** START **

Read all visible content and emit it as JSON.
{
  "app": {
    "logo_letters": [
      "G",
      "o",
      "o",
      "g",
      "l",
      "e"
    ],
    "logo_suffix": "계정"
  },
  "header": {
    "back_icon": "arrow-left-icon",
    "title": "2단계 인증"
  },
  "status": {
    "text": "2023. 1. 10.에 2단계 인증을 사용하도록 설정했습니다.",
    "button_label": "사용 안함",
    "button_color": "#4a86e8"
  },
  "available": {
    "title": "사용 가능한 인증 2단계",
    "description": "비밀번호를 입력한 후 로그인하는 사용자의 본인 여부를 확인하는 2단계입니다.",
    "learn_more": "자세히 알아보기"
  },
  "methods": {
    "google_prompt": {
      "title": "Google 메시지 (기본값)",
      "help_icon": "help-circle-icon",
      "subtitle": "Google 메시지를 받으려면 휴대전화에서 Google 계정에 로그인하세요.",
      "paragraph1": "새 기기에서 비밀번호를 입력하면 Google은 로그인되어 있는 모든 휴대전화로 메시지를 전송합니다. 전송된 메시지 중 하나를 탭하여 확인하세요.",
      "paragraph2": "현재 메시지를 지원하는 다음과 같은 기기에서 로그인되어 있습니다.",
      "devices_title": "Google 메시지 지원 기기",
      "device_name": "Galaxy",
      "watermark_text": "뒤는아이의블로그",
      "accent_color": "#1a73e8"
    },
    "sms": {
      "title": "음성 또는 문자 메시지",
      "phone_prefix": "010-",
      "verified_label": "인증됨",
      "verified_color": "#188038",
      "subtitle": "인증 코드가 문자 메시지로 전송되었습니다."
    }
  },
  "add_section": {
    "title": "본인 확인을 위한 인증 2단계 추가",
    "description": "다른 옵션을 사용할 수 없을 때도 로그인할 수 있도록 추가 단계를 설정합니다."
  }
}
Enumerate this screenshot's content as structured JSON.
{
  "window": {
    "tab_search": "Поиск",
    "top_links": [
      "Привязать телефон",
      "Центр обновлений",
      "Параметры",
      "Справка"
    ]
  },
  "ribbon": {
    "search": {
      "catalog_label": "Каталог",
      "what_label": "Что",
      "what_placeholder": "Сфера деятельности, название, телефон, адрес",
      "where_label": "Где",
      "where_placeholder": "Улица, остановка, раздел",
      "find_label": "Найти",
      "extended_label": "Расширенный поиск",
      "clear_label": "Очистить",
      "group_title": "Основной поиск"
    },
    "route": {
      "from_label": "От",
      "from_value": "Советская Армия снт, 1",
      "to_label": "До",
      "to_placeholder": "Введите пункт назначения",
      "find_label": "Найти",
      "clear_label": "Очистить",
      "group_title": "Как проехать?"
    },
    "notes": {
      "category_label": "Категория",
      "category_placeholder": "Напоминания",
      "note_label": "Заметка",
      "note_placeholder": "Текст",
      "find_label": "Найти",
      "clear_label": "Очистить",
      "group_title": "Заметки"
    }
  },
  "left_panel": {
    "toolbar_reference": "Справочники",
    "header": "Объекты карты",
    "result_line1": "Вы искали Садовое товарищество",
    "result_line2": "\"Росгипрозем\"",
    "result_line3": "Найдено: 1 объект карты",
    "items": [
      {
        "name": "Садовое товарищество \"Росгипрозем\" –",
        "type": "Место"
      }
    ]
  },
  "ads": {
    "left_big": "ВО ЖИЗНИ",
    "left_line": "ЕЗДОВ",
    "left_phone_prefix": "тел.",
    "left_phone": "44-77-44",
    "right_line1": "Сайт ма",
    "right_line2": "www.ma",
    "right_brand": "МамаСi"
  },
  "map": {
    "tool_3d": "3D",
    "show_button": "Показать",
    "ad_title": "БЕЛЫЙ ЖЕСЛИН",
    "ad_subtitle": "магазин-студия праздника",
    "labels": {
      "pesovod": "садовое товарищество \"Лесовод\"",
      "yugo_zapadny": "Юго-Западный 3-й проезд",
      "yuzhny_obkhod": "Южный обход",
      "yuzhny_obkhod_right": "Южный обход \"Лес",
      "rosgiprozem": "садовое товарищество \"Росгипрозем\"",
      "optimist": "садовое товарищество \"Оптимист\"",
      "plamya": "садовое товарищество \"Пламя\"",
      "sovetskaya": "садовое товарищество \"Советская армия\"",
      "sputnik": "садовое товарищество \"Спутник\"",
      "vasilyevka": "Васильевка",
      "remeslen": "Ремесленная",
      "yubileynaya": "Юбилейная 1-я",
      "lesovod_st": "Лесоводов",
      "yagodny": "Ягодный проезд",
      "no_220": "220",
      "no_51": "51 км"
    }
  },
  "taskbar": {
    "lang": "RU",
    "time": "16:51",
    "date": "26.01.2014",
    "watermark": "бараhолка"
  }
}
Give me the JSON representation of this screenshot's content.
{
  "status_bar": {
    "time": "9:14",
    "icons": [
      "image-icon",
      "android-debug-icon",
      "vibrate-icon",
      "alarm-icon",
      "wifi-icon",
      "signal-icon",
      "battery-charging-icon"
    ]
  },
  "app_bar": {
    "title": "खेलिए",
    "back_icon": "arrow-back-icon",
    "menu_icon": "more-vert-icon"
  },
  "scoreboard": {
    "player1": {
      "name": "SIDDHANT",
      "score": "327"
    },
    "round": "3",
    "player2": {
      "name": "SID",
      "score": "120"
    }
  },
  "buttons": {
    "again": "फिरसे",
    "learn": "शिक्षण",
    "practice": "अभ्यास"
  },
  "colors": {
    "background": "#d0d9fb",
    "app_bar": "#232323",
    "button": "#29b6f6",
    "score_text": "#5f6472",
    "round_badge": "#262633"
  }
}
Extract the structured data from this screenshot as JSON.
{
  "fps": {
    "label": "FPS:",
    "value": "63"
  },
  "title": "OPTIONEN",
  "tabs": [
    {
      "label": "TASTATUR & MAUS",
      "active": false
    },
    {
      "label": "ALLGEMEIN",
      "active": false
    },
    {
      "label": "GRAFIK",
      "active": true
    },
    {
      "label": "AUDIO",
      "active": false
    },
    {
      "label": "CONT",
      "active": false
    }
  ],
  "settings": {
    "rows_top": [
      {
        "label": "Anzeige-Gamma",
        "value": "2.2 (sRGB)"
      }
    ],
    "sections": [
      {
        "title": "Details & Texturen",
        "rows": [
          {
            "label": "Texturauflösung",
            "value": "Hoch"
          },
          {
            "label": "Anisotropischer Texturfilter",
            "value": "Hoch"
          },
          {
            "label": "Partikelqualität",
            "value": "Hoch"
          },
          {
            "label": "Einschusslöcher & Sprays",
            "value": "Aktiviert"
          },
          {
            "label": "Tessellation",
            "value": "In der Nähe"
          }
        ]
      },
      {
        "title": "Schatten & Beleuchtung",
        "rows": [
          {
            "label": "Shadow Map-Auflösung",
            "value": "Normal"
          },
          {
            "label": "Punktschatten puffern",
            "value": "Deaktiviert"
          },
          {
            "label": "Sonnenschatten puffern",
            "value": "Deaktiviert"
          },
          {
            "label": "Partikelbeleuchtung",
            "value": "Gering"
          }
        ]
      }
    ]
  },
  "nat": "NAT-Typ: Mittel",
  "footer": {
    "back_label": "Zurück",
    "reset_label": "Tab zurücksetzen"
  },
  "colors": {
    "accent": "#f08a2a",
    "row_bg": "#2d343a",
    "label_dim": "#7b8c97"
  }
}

** END **

Aim of the task
Quote the data above in full, changing nothing.

Response
Read all visible content and emit it as JSON.
{
  "app": {
    "logo_letters": [
      "G",
      "o",
      "o",
      "g",
      "l",
      "e"
    ],
    "logo_suffix": "계정"
  },
  "header": {
    "back_icon": "arrow-left-icon",
    "title": "2단계 인증"
  },
  "status": {
    "text": "2023. 1. 10.에 2단계 인증을 사용하도록 설정했습니다.",
    "button_label": "사용 안함",
    "button_color": "#4a86e8"
  },
  "available": {
    "title": "사용 가능한 인증 2단계",
    "description": "비밀번호를 입력한 후 로그인하는 사용자의 본인 여부를 확인하는 2단계입니다.",
    "learn_more": "자세히 알아보기"
  },
  "methods": {
    "google_prompt": {
      "title": "Google 메시지 (기본값)",
      "help_icon": "help-circle-icon",
      "subtitle": "Google 메시지를 받으려면 휴대전화에서 Google 계정에 로그인하세요.",
      "paragraph1": "새 기기에서 비밀번호를 입력하면 Google은 로그인되어 있는 모든 휴대전화로 메시지를 전송합니다. 전송된 메시지 중 하나를 탭하여 확인하세요.",
      "paragraph2": "현재 메시지를 지원하는 다음과 같은 기기에서 로그인되어 있습니다.",
      "devices_title": "Google 메시지 지원 기기",
      "device_name": "Galaxy",
      "watermark_text": "뒤는아이의블로그",
      "accent_color": "#1a73e8"
    },
    "sms": {
      "title": "음성 또는 문자 메시지",
      "phone_prefix": "010-",
      "verified_label": "인증됨",
      "verified_color": "#188038",
      "subtitle": "인증 코드가 문자 메시지로 전송되었습니다."
    }
  },
  "add_section": {
    "title": "본인 확인을 위한 인증 2단계 추가",
    "description": "다른 옵션을 사용할 수 없을 때도 로그인할 수 있도록 추가 단계를 설정합니다."
  }
}
Enumerate this screenshot's content as structured JSON.
{
  "window": {
    "tab_search": "Поиск",
    "top_links": [
      "Привязать телефон",
      "Центр обновлений",
      "Параметры",
      "Справка"
    ]
  },
  "ribbon": {
    "search": {
      "catalog_label": "Каталог",
      "what_label": "Что",
      "what_placeholder": "Сфера деятельности, название, телефон, адрес",
      "where_label": "Где",
      "where_placeholder": "Улица, остановка, раздел",
      "find_label": "Найти",
      "extended_label": "Расширенный поиск",
      "clear_label": "Очистить",
      "group_title": "Основной поиск"
    },
    "route": {
      "from_label": "От",
      "from_value": "Советская Армия снт, 1",
      "to_label": "До",
      "to_placeholder": "Введите пункт назначения",
      "find_label": "Найти",
      "clear_label": "Очистить",
      "group_title": "Как проехать?"
    },
    "notes": {
      "category_label": "Категория",
      "category_placeholder": "Напоминания",
      "note_label": "Заметка",
      "note_placeholder": "Текст",
      "find_label": "Найти",
      "clear_label": "Очистить",
      "group_title": "Заметки"
    }
  },
  "left_panel": {
    "toolbar_reference": "Справочники",
    "header": "Объекты карты",
    "result_line1": "Вы искали Садовое товарищество",
    "result_line2": "\"Росгипрозем\"",
    "result_line3": "Найдено: 1 объект карты",
    "items": [
      {
        "name": "Садовое товарищество \"Росгипрозем\" –",
        "type": "Место"
      }
    ]
  },
  "ads": {
    "left_big": "ВО ЖИЗНИ",
    "left_line": "ЕЗДОВ",
    "left_phone_prefix": "тел.",
    "left_phone": "44-77-44",
    "right_line1": "Сайт ма",
    "right_line2": "www.ma",
    "right_brand": "МамаСi"
  },
  "map": {
    "tool_3d": "3D",
    "show_button": "Показать",
    "ad_title": "БЕЛЫЙ ЖЕСЛИН",
    "ad_subtitle": "магазин-студия праздника",
    "labels": {
      "pesovod": "садовое товарищество \"Лесовод\"",
      "yugo_zapadny": "Юго-Западный 3-й проезд",
      "yuzhny_obkhod": "Южный обход",
      "yuzhny_obkhod_right": "Южный обход \"Лес",
      "rosgiprozem": "садовое товарищество \"Росгипрозем\"",
      "optimist": "садовое товарищество \"Оптимист\"",
      "plamya": "садовое товарищество \"Пламя\"",
      "sovetskaya": "садовое товарищество \"Советская армия\"",
      "sputnik": "садовое товарищество \"Спутник\"",
      "vasilyevka": "Васильевка",
      "remeslen": "Ремесленная",
      "yubileynaya": "Юбилейная 1-я",
      "lesovod_st": "Лесоводов",
      "yagodny": "Ягодный проезд",
      "no_220": "220",
      "no_51": "51 км"
    }
  },
  "taskbar": {
    "lang": "RU",
    "time": "16:51",
    "date": "26.01.2014",
    "watermark": "бараhолка"
  }
}
Give me the JSON representation of this screenshot's content.
{
  "status_bar": {
    "time": "9:14",
    "icons": [
      "image-icon",
      "android-debug-icon",
      "vibrate-icon",
      "alarm-icon",
      "wifi-icon",
      "signal-icon",
      "battery-charging-icon"
    ]
  },
  "app_bar": {
    "title": "खेलिए",
    "back_icon": "arrow-back-icon",
    "menu_icon": "more-vert-icon"
  },
  "scoreboard": {
    "player1": {
      "name": "SIDDHANT",
      "score": "327"
    },
    "round": "3",
    "player2": {
      "name": "SID",
      "score": "120"
    }
  },
  "buttons": {
    "again": "फिरसे",
    "learn": "शिक्षण",
    "practice": "अभ्यास"
  },
  "colors": {
    "background": "#d0d9fb",
    "app_bar": "#232323",
    "button": "#29b6f6",
    "score_text": "#5f6472",
    "round_badge": "#262633"
  }
}
Extract the structured data from this screenshot as JSON.
{
  "fps": {
    "label": "FPS:",
    "value": "63"
  },
  "title": "OPTIONEN",
  "tabs": [
    {
      "label": "TASTATUR & MAUS",
      "active": false
    },
    {
      "label": "ALLGEMEIN",
      "active": false
    },
    {
      "label": "GRAFIK",
      "active": true
    },
    {
      "label": "AUDIO",
      "active": false
    },
    {
      "label": "CONT",
      "active": false
    }
  ],
  "settings": {
    "rows_top": [
      {
        "label": "Anzeige-Gamma",
        "value": "2.2 (sRGB)"
      }
    ],
    "sections": [
      {
        "title": "Details & Texturen",
        "rows": [
          {
            "label": "Texturauflösung",
            "value": "Hoch"
          },
          {
            "label": "Anisotropischer Texturfilter",
            "value": "Hoch"
          },
          {
            "label": "Partikelqualität",
            "value": "Hoch"
          },
          {
            "label": "Einschusslöcher & Sprays",
            "value": "Aktiviert"
          },
          {
            "label": "Tessellation",
            "value": "In der Nähe"
          }
        ]
      },
      {
        "title": "Schatten & Beleuchtung",
        "rows": [
          {
            "label": "Shadow Map-Auflösung",
            "value": "Normal"
          },
          {
            "label": "Punktschatten puffern",
            "value": "Deaktiviert"
          },
          {
            "label": "Sonnenschatten puffern",
            "value": "Deaktiviert"
          },
          {
            "label": "Partikelbeleuchtung",
            "value": "Gering"
          }
        ]
      }
    ]
  },
  "nat": "NAT-Typ: Mittel",
  "footer": {
    "back_label": "Zurück",
    "reset_label": "Tab zurücksetzen"
  },
  "colors": {
    "accent": "#f08a2a",
    "row_bg": "#2d343a",
    "label_dim": "#7b8c97"
  }
}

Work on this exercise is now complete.